**TASK INPUT**
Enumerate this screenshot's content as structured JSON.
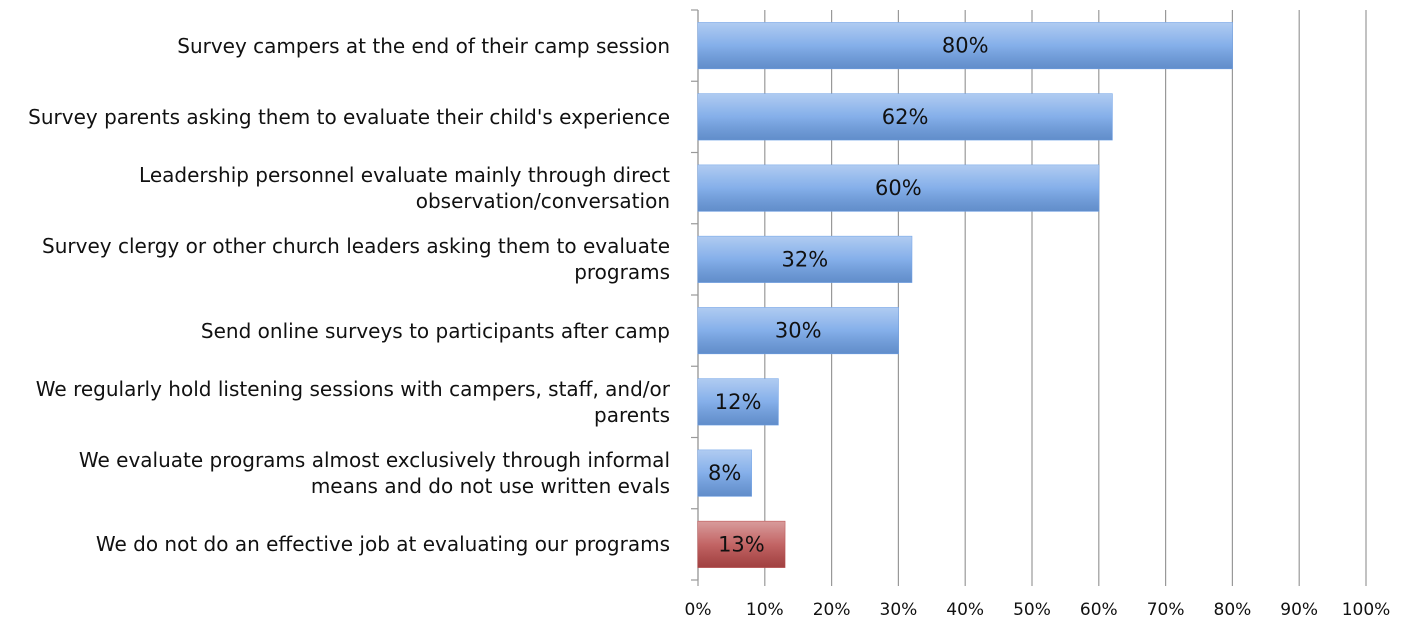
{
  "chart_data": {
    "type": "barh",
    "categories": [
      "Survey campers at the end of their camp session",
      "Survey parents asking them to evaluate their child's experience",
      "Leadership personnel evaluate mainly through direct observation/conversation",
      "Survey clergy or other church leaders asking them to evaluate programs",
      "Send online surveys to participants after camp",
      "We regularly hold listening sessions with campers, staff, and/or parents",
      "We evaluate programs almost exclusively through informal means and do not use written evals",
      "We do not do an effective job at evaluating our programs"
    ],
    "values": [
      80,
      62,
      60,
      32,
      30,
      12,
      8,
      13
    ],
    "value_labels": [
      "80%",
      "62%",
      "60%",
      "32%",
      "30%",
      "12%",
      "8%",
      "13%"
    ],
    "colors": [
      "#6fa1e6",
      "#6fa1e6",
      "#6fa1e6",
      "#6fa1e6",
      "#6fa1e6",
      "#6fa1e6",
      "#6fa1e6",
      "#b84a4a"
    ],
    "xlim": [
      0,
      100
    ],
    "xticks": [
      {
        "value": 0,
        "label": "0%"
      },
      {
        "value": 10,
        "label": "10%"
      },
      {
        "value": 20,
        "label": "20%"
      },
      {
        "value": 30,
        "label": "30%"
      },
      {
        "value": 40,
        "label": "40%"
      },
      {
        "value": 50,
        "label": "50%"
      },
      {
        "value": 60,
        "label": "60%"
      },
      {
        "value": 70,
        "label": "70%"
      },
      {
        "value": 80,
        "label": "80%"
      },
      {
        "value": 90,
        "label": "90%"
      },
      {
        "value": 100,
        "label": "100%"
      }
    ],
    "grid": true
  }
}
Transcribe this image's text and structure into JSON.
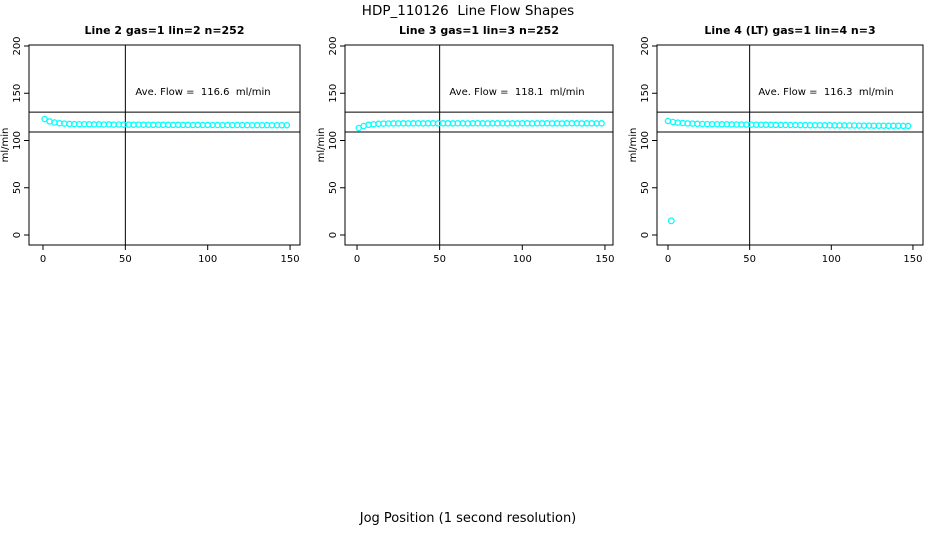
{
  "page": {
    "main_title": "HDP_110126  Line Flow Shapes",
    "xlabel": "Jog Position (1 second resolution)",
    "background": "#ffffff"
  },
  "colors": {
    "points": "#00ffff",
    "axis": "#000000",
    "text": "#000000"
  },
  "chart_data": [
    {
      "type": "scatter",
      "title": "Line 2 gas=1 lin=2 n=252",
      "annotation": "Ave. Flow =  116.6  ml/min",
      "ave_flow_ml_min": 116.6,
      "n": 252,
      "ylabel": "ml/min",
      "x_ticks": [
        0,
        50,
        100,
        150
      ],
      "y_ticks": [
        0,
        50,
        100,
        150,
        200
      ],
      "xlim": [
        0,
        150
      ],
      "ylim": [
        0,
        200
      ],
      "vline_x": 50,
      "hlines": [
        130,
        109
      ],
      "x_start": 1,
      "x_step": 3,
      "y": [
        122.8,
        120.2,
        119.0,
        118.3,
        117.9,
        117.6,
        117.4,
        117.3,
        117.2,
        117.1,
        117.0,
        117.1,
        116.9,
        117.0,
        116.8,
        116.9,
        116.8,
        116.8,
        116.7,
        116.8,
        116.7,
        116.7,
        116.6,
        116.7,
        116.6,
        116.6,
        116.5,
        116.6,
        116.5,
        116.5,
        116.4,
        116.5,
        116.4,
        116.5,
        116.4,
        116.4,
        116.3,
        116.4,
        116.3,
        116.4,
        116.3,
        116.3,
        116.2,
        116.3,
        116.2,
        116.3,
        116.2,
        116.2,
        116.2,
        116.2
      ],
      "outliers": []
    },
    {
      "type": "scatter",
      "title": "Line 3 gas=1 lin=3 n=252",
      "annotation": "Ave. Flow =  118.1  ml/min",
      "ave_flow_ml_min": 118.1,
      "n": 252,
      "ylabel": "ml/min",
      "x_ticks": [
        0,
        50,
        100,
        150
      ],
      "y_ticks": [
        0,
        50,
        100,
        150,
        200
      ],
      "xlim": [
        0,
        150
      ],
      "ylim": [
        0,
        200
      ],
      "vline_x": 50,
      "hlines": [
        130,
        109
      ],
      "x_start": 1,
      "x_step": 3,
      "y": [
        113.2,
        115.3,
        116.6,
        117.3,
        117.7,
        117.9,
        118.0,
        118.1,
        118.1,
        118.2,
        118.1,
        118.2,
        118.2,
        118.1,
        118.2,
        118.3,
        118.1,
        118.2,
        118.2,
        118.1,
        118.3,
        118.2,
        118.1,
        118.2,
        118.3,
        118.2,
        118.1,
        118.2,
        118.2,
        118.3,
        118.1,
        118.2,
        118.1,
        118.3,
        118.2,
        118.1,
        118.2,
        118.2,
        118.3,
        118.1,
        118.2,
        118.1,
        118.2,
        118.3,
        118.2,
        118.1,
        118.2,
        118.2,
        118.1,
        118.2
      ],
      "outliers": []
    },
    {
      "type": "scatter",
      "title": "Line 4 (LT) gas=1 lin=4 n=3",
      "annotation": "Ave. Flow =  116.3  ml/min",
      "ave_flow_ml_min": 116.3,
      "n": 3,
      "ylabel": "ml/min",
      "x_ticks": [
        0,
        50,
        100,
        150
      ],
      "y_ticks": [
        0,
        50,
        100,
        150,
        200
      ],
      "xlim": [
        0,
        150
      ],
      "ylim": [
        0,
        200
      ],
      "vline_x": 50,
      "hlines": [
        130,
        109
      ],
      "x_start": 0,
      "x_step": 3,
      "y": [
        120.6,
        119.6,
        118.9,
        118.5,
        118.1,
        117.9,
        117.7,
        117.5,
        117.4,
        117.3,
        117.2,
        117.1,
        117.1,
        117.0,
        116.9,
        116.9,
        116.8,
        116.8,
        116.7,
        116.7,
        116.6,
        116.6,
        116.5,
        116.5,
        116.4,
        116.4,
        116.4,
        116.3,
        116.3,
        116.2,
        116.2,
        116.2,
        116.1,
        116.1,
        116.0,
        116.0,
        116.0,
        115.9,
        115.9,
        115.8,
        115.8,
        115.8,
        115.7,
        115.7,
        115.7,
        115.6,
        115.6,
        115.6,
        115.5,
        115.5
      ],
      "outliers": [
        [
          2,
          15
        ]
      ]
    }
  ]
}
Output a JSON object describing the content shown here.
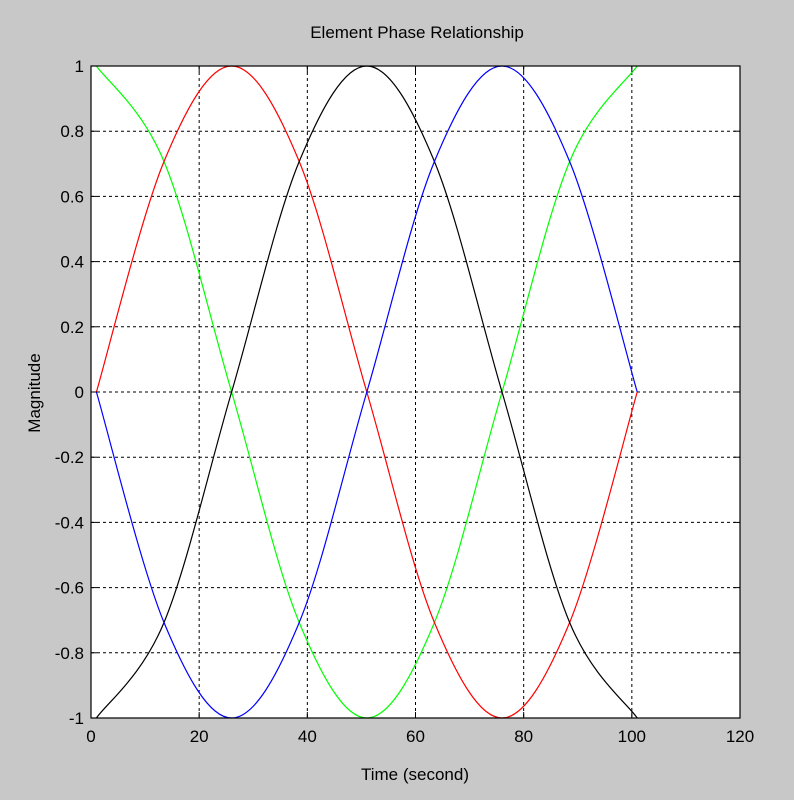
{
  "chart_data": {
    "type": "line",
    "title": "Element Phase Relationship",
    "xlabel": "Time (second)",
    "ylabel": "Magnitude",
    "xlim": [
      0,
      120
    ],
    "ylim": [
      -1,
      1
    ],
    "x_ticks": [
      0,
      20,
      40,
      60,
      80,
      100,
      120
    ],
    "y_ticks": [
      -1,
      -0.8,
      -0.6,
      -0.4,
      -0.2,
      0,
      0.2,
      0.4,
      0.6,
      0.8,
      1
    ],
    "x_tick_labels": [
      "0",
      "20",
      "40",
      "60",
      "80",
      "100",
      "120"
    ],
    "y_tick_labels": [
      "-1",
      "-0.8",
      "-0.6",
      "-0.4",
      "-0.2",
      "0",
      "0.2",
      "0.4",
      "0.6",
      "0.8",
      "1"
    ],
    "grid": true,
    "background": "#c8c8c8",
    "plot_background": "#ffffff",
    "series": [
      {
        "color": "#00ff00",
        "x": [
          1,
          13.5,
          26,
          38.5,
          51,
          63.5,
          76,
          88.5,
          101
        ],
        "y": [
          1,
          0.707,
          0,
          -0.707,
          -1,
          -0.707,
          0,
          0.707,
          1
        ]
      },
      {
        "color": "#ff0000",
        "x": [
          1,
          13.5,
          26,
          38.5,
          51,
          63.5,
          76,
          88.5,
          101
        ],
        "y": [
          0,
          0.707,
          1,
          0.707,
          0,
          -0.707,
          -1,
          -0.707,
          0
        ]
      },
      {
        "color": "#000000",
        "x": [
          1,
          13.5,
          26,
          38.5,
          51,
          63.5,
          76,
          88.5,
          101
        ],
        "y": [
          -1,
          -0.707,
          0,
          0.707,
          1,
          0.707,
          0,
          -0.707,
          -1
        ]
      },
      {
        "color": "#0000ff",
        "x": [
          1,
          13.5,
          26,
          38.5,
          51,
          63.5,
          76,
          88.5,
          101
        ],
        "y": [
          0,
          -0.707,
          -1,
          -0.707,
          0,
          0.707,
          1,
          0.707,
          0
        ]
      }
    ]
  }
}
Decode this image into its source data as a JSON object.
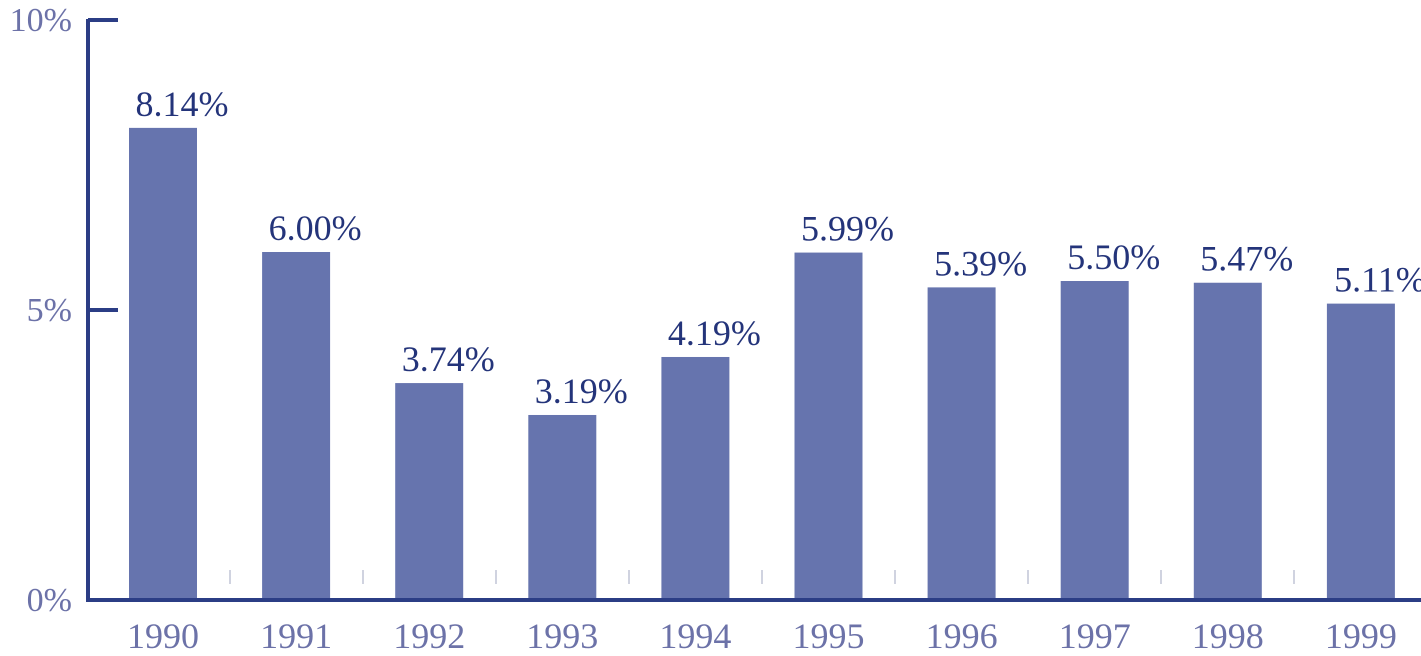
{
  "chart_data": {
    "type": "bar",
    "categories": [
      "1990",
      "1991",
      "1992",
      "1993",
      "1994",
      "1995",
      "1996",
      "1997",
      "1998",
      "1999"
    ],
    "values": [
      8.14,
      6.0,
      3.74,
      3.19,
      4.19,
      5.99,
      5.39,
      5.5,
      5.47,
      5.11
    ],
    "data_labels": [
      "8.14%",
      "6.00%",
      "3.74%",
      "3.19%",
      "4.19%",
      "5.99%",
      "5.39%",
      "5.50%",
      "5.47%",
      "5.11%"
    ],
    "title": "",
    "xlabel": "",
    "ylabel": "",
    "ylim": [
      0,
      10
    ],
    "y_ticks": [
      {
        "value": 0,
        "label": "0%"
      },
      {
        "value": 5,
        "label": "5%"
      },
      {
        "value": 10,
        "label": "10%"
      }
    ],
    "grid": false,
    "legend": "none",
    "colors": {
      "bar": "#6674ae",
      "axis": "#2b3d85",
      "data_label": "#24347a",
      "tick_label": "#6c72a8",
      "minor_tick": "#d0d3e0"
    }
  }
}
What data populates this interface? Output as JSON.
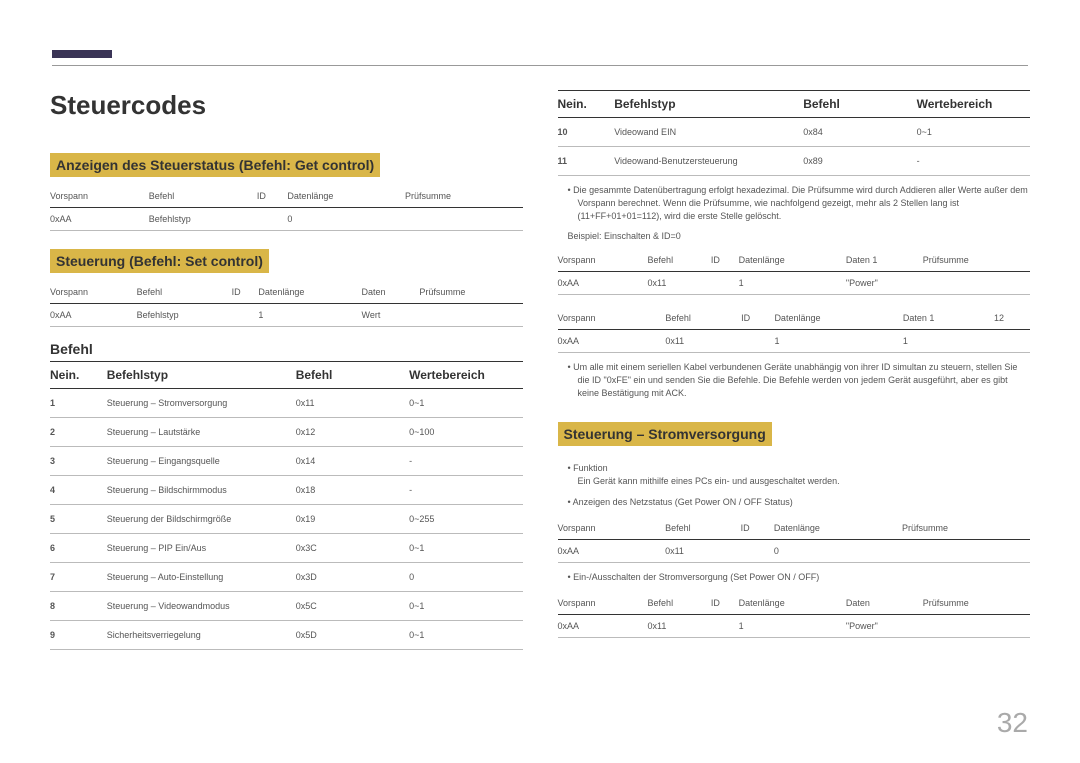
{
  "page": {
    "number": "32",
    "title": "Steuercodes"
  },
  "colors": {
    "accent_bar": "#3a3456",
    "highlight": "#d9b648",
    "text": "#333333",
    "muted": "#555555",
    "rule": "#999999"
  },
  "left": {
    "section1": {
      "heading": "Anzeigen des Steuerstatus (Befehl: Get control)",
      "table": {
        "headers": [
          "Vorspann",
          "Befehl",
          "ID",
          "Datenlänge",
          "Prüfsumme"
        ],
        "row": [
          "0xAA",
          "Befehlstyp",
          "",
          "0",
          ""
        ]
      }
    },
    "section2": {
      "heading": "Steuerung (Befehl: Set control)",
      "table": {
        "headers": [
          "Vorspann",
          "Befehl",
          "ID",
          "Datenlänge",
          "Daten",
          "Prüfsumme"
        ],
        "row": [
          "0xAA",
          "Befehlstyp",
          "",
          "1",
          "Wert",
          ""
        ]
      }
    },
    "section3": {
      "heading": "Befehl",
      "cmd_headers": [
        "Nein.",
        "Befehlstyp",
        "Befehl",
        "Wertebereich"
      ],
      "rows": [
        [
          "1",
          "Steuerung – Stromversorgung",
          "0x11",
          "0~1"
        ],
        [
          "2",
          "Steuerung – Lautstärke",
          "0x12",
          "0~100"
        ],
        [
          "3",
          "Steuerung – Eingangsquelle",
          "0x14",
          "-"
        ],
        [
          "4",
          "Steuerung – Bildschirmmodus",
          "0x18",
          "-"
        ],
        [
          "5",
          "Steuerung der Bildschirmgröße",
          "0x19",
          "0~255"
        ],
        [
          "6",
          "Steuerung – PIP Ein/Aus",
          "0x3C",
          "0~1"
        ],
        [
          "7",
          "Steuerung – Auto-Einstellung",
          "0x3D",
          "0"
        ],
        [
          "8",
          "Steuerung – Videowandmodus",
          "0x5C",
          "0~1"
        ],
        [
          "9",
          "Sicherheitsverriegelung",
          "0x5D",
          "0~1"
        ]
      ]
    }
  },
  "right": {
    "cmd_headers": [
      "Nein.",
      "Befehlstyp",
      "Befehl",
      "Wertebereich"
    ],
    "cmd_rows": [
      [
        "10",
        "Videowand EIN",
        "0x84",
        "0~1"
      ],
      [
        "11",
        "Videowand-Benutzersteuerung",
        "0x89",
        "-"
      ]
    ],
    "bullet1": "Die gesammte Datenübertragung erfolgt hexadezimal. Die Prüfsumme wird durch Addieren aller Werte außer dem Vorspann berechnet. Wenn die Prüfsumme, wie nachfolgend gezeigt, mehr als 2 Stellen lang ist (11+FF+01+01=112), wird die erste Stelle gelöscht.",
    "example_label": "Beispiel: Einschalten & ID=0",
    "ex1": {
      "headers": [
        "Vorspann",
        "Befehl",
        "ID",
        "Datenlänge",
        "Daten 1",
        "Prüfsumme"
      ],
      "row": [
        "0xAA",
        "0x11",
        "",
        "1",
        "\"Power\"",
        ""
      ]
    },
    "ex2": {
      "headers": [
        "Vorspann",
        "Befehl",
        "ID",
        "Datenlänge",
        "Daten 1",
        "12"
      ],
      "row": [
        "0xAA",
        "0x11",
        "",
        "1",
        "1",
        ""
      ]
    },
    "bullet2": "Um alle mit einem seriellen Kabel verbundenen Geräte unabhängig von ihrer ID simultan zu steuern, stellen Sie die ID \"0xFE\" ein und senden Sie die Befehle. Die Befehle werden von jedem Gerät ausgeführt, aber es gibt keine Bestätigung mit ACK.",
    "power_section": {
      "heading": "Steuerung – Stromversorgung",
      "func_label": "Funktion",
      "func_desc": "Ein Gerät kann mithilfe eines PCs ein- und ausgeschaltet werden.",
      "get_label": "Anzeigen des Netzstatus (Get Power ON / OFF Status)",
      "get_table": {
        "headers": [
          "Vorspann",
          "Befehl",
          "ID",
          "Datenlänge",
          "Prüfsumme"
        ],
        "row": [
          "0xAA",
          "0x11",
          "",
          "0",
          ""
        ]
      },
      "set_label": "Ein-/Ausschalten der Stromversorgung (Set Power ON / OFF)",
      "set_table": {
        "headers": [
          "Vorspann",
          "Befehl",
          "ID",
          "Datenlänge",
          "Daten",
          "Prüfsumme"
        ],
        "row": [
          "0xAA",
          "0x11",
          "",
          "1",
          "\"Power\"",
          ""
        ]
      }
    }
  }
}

**GIVEN EXERCISE**
Copy all lines of the material above where the string "control" occurs.

**RESULT**
      "heading": "Anzeigen des Steuerstatus (Befehl: Get control)",
      "heading": "Steuerung (Befehl: Set control)",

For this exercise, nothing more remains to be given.